### Task instructions
Print all of the data exactly as written.

::: Data listing :::

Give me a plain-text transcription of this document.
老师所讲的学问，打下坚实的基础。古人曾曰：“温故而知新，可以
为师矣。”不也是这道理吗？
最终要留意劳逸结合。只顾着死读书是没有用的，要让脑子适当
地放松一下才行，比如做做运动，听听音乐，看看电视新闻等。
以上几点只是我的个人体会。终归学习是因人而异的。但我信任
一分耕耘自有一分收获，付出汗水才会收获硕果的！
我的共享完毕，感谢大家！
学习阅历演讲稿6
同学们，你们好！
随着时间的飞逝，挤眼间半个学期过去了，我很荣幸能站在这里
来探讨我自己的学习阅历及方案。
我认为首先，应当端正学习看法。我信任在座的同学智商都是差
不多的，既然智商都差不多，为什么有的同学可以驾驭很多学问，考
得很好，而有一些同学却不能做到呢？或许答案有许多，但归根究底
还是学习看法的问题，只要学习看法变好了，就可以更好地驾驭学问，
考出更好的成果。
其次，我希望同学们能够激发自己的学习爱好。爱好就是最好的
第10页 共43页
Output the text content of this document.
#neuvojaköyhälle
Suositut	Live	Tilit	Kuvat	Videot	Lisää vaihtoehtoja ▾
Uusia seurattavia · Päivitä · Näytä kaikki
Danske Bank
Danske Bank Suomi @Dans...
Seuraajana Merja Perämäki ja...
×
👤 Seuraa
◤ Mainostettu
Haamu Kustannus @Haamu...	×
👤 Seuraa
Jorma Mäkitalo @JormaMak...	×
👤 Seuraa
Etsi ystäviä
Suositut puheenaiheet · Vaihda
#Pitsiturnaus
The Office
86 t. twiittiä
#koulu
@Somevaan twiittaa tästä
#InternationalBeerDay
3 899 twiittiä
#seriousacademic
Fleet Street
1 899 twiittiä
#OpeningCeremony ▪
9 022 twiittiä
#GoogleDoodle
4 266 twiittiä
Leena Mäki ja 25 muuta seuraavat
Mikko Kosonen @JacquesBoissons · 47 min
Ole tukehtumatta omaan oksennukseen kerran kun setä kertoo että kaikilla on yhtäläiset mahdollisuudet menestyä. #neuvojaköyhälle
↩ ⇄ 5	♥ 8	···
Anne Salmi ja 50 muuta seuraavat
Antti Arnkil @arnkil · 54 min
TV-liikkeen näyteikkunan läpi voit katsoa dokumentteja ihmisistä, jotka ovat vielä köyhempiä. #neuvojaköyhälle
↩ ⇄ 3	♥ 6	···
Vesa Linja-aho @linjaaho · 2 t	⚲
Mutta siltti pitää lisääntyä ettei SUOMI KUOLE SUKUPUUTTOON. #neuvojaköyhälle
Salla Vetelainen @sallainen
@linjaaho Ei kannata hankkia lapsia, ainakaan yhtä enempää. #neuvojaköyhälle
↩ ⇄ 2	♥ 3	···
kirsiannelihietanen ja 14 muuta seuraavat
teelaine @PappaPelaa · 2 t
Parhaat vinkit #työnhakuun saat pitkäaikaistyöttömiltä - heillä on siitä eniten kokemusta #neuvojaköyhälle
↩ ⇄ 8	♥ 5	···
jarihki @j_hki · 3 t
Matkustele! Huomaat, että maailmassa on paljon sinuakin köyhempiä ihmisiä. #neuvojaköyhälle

:::

### Output for this exercise
Give me a plain-text transcription of this document.
老师所讲的学问，打下坚实的基础。古人曾曰：“温故而知新，可以
为师矣。”不也是这道理吗？
最终要留意劳逸结合。只顾着死读书是没有用的，要让脑子适当
地放松一下才行，比如做做运动，听听音乐，看看电视新闻等。
以上几点只是我的个人体会。终归学习是因人而异的。但我信任
一分耕耘自有一分收获，付出汗水才会收获硕果的！
我的共享完毕，感谢大家！
学习阅历演讲稿6
同学们，你们好！
随着时间的飞逝，挤眼间半个学期过去了，我很荣幸能站在这里
来探讨我自己的学习阅历及方案。
我认为首先，应当端正学习看法。我信任在座的同学智商都是差
不多的，既然智商都差不多，为什么有的同学可以驾驭很多学问，考
得很好，而有一些同学却不能做到呢？或许答案有许多，但归根究底
还是学习看法的问题，只要学习看法变好了，就可以更好地驾驭学问，
考出更好的成果。
其次，我希望同学们能够激发自己的学习爱好。爱好就是最好的
第10页 共43页
Output the text content of this document.
#neuvojaköyhälle
Suositut	Live	Tilit	Kuvat	Videot	Lisää vaihtoehtoja ▾
Uusia seurattavia · Päivitä · Näytä kaikki
Danske Bank
Danske Bank Suomi @Dans...
Seuraajana Merja Perämäki ja...
×
👤 Seuraa
◤ Mainostettu
Haamu Kustannus @Haamu...	×
👤 Seuraa
Jorma Mäkitalo @JormaMak...	×
👤 Seuraa
Etsi ystäviä
Suositut puheenaiheet · Vaihda
#Pitsiturnaus
The Office
86 t. twiittiä
#koulu
@Somevaan twiittaa tästä
#InternationalBeerDay
3 899 twiittiä
#seriousacademic
Fleet Street
1 899 twiittiä
#OpeningCeremony ▪
9 022 twiittiä
#GoogleDoodle
4 266 twiittiä
Leena Mäki ja 25 muuta seuraavat
Mikko Kosonen @JacquesBoissons · 47 min
Ole tukehtumatta omaan oksennukseen kerran kun setä kertoo että kaikilla on yhtäläiset mahdollisuudet menestyä. #neuvojaköyhälle
↩ ⇄ 5	♥ 8	···
Anne Salmi ja 50 muuta seuraavat
Antti Arnkil @arnkil · 54 min
TV-liikkeen näyteikkunan läpi voit katsoa dokumentteja ihmisistä, jotka ovat vielä köyhempiä. #neuvojaköyhälle
↩ ⇄ 3	♥ 6	···
Vesa Linja-aho @linjaaho · 2 t	⚲
Mutta siltti pitää lisääntyä ettei SUOMI KUOLE SUKUPUUTTOON. #neuvojaköyhälle
Salla Vetelainen @sallainen
@linjaaho Ei kannata hankkia lapsia, ainakaan yhtä enempää. #neuvojaköyhälle
↩ ⇄ 2	♥ 3	···
kirsiannelihietanen ja 14 muuta seuraavat
teelaine @PappaPelaa · 2 t
Parhaat vinkit #työnhakuun saat pitkäaikaistyöttömiltä - heillä on siitä eniten kokemusta #neuvojaköyhälle
↩ ⇄ 8	♥ 5	···
jarihki @j_hki · 3 t
Matkustele! Huomaat, että maailmassa on paljon sinuakin köyhempiä ihmisiä. #neuvojaköyhälle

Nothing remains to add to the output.